What the task asks - Please copy each line of the records below that holds the word "this".
___ Available data ___
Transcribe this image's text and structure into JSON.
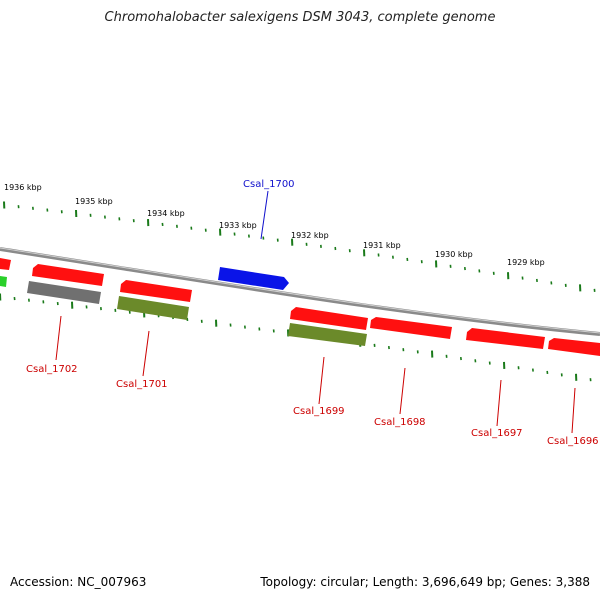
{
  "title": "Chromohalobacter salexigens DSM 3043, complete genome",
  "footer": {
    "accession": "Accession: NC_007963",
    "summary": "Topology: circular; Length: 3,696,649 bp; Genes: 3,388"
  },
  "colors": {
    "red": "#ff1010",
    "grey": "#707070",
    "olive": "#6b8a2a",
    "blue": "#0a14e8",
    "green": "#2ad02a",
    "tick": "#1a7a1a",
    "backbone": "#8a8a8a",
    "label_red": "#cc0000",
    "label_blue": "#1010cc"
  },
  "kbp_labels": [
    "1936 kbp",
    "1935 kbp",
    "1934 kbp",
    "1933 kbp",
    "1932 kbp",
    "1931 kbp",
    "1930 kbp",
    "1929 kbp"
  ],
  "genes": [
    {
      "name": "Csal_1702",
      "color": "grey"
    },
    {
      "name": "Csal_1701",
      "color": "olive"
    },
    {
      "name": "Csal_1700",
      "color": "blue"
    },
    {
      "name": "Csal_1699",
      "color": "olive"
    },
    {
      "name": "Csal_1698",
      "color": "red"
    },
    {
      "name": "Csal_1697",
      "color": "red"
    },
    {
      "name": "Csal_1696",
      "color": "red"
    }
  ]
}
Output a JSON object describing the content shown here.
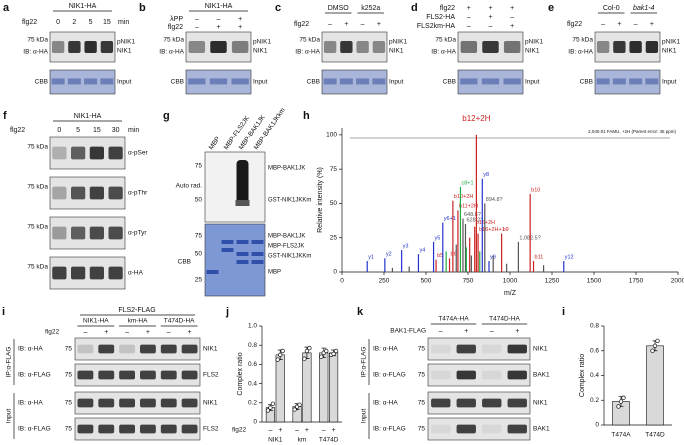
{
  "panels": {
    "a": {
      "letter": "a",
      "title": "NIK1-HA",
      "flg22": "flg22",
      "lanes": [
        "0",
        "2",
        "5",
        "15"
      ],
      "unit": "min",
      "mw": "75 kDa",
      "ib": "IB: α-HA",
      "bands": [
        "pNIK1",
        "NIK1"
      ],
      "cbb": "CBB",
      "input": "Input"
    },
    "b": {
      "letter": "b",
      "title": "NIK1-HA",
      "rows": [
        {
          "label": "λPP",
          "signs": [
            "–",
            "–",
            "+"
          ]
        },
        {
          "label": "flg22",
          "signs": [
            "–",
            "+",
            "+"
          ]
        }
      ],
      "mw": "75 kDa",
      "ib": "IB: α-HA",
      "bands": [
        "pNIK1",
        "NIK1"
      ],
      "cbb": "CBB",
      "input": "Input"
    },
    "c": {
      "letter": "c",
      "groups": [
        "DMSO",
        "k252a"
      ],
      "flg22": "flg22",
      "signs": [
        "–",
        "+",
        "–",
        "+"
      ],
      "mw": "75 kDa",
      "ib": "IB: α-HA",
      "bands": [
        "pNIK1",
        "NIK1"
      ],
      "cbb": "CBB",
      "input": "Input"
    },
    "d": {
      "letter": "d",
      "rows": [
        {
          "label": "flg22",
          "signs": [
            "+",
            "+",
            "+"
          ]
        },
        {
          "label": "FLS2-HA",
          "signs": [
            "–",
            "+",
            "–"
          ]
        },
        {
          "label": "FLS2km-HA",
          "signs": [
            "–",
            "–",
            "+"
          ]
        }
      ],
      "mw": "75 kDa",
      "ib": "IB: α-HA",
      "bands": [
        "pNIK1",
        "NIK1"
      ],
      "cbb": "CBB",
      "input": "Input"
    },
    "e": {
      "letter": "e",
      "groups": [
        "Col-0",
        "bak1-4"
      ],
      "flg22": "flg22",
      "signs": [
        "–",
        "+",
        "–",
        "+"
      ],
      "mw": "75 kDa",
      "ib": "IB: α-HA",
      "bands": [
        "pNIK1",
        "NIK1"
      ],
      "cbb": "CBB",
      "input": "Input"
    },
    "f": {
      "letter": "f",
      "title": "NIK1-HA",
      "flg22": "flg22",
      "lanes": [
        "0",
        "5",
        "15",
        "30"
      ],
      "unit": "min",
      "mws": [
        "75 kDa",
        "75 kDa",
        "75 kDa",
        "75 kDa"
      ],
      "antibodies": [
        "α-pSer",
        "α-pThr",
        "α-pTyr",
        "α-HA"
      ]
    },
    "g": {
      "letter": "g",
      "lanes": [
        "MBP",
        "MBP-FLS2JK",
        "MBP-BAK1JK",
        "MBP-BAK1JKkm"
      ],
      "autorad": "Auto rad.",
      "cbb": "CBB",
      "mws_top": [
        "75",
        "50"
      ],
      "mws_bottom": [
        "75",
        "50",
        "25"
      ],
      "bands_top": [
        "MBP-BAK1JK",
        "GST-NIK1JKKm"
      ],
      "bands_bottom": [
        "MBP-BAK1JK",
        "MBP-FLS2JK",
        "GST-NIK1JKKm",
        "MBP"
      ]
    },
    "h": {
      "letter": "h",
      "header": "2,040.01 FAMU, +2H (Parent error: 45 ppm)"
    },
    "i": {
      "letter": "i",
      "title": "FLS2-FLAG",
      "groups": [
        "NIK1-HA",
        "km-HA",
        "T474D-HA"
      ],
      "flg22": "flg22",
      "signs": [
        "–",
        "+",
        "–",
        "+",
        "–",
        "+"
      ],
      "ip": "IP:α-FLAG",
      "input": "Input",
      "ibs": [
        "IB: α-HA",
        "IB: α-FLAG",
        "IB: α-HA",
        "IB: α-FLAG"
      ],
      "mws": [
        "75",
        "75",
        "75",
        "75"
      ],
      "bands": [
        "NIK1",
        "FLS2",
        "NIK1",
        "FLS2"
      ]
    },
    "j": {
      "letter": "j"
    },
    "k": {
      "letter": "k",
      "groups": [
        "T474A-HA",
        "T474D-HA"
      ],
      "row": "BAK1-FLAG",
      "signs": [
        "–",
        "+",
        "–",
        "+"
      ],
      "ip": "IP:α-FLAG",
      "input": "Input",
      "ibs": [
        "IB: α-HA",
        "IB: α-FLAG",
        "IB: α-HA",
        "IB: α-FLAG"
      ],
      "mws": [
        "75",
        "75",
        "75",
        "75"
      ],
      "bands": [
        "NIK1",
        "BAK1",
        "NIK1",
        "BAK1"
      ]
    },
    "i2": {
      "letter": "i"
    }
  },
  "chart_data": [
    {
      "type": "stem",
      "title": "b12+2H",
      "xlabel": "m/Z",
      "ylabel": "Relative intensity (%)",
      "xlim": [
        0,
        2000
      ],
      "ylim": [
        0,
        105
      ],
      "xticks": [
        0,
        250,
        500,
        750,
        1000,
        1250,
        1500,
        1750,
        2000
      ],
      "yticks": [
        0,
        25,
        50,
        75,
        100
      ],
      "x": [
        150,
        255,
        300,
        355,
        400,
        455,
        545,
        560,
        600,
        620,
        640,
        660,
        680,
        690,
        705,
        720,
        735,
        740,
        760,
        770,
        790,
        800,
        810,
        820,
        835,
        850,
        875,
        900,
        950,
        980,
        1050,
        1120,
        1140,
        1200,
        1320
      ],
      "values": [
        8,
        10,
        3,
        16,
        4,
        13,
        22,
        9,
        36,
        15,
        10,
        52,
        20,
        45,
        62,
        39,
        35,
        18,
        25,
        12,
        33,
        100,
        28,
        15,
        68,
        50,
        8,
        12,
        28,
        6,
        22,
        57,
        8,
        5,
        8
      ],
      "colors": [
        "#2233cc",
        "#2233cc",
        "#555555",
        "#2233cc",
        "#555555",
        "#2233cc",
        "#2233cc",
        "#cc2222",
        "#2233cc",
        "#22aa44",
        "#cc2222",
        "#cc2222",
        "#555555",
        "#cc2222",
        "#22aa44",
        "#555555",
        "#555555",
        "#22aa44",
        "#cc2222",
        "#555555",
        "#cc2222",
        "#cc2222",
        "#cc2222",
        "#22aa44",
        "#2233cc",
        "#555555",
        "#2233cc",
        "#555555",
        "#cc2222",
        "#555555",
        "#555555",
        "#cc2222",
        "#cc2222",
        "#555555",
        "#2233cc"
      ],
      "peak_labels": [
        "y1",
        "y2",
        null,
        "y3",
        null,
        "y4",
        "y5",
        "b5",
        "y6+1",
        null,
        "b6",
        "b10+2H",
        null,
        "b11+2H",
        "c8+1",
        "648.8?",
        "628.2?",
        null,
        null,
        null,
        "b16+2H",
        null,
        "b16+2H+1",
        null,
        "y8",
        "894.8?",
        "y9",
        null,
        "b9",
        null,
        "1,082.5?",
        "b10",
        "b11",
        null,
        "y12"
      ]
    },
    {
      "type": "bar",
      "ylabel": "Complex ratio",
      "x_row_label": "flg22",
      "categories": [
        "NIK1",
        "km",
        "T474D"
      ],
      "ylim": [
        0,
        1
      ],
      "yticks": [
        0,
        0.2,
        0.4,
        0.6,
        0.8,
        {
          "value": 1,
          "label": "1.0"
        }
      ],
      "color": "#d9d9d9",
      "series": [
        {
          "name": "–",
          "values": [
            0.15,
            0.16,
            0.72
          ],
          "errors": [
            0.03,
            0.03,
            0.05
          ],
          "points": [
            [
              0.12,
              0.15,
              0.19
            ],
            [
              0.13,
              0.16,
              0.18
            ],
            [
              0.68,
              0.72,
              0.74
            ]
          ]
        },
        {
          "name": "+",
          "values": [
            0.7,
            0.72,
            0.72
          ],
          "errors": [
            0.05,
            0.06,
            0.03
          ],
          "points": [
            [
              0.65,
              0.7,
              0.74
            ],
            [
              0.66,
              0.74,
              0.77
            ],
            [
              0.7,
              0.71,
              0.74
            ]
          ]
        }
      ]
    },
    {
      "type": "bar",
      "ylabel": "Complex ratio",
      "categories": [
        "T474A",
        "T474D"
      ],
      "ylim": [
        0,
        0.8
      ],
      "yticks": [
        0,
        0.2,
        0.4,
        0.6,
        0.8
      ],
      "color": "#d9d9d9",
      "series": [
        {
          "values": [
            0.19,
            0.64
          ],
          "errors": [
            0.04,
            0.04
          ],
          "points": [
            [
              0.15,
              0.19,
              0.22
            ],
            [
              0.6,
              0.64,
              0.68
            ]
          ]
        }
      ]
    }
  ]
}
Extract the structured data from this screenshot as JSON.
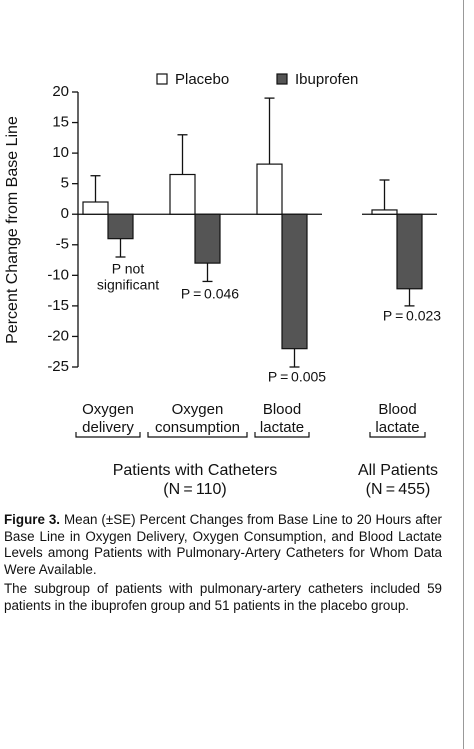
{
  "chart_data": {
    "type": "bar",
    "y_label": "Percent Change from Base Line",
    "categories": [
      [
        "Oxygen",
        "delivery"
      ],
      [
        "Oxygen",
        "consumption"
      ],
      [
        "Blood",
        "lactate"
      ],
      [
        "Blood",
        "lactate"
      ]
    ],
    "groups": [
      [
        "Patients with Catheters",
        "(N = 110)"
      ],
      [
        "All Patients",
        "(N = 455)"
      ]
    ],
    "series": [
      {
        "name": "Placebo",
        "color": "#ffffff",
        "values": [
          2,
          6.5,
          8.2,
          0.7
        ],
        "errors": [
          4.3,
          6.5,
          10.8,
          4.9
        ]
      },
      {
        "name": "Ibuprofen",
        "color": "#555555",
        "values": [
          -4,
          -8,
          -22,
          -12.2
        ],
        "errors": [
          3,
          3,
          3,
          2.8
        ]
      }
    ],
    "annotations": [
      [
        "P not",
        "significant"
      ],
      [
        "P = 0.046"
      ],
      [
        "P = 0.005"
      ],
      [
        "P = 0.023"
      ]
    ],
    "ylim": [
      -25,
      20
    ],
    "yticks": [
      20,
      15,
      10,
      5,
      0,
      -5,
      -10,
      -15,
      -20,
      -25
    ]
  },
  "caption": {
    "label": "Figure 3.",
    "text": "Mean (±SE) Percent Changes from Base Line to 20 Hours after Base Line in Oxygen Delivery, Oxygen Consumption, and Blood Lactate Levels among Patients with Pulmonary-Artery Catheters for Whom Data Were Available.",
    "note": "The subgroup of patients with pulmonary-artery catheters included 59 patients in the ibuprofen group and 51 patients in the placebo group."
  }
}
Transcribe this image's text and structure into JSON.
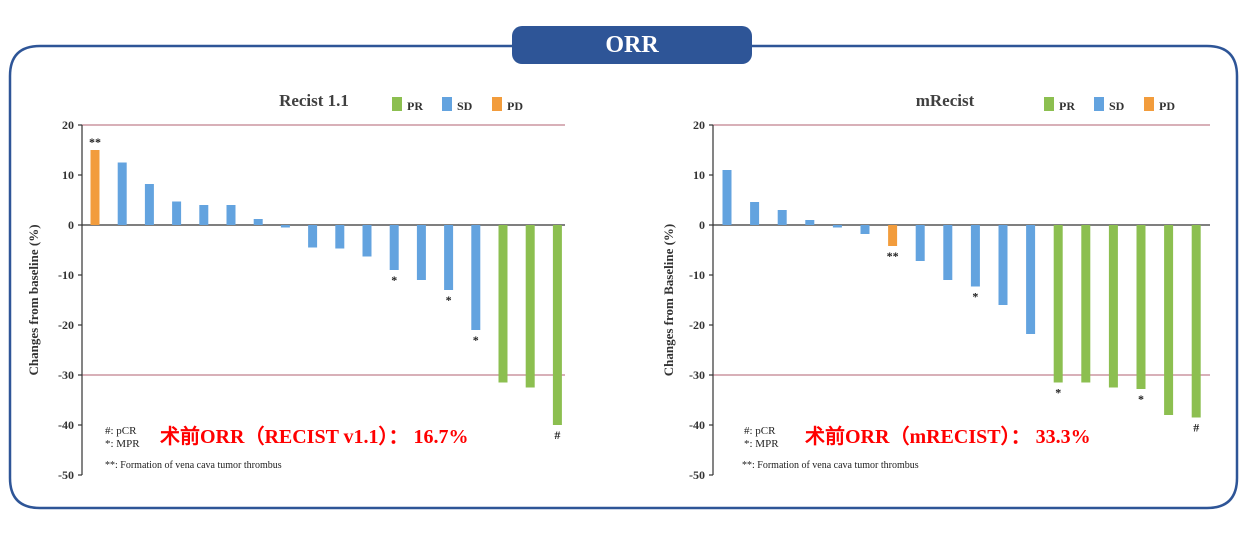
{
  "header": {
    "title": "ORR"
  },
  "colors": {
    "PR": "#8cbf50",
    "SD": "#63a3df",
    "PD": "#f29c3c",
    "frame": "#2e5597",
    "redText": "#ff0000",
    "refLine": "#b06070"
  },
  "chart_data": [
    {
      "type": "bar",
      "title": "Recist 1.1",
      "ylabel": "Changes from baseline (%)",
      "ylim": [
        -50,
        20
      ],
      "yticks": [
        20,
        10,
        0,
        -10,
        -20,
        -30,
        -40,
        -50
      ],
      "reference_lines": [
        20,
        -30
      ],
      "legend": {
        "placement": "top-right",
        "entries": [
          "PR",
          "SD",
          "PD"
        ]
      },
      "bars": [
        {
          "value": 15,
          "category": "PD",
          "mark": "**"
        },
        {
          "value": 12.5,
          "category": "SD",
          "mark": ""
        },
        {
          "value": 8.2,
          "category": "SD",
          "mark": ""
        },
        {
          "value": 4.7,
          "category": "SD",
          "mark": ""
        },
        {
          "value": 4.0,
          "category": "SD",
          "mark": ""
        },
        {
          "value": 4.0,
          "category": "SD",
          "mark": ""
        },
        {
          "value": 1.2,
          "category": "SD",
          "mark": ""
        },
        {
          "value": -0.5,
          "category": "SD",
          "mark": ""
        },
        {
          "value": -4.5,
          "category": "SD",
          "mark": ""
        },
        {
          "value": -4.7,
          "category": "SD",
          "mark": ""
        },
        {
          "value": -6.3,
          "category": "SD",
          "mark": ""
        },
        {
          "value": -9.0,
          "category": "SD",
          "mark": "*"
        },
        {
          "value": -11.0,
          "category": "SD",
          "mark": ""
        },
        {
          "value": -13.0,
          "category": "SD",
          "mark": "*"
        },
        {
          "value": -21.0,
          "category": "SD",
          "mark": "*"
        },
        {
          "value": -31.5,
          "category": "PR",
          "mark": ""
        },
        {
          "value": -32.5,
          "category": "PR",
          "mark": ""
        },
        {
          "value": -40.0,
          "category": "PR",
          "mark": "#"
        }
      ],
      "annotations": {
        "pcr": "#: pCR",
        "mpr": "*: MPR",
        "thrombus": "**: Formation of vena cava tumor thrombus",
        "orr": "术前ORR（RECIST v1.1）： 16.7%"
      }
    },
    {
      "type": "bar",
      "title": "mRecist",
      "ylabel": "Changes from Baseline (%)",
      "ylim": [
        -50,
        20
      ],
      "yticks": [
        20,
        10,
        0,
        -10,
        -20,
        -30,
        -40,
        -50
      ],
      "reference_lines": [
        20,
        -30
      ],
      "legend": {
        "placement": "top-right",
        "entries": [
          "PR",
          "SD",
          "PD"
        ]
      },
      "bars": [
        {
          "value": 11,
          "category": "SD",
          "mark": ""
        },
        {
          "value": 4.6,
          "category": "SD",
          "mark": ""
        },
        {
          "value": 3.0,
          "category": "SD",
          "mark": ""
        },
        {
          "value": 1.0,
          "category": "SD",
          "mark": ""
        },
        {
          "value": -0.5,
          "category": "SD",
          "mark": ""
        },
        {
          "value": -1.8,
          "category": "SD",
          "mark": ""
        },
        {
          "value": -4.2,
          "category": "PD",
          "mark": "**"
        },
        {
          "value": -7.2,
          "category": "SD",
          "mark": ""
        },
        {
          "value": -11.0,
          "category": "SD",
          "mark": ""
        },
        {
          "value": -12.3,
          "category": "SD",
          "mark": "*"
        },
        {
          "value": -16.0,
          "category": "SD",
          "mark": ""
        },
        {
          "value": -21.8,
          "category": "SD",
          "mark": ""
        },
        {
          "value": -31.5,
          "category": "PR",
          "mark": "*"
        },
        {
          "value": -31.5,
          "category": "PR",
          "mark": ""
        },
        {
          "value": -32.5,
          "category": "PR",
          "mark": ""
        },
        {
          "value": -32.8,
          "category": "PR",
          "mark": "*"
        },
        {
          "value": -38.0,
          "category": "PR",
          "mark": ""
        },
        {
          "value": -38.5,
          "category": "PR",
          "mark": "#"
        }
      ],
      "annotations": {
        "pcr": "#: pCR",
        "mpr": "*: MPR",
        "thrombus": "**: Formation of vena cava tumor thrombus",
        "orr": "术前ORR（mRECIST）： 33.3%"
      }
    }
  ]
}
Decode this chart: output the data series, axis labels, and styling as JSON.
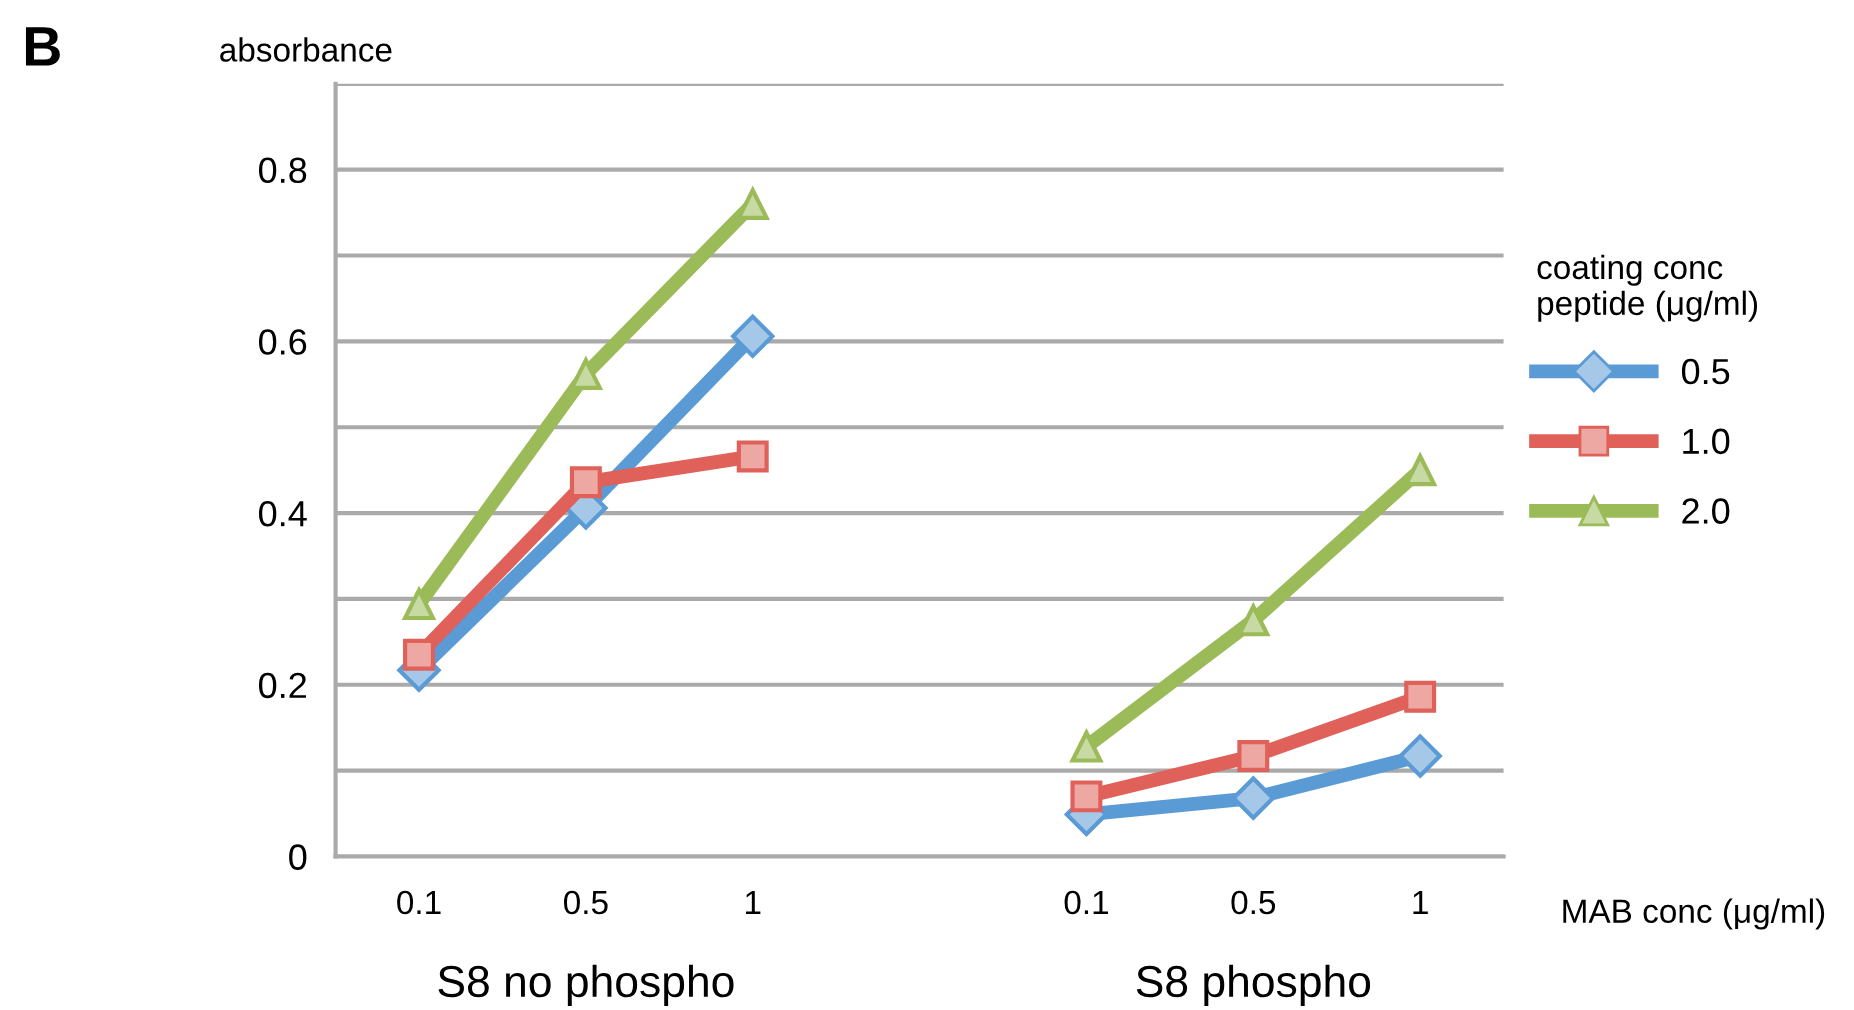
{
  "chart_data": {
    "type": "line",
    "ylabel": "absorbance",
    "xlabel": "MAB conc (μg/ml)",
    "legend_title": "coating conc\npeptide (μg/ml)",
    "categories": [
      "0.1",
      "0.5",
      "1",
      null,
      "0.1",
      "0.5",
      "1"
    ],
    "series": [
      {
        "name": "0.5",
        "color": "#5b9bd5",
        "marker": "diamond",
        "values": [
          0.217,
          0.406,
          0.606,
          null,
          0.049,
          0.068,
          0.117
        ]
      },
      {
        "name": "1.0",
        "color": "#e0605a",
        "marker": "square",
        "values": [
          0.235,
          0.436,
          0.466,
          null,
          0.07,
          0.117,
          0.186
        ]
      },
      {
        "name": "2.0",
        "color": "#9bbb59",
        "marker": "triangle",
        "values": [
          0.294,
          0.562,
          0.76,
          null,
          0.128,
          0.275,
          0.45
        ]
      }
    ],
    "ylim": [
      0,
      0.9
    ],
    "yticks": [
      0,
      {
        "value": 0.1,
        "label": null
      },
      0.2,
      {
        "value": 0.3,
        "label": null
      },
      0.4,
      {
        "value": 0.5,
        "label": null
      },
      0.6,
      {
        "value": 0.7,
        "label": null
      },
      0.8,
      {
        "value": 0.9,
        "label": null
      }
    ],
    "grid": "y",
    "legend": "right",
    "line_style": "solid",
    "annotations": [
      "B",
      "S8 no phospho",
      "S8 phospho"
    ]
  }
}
___
The answer -
Transcribe this image's text and structure into JSON.
Extract the structured data from this screenshot as JSON.
Transcribe this image's text and structure into JSON.
Decode this chart: output the data series, axis labels, and styling as JSON.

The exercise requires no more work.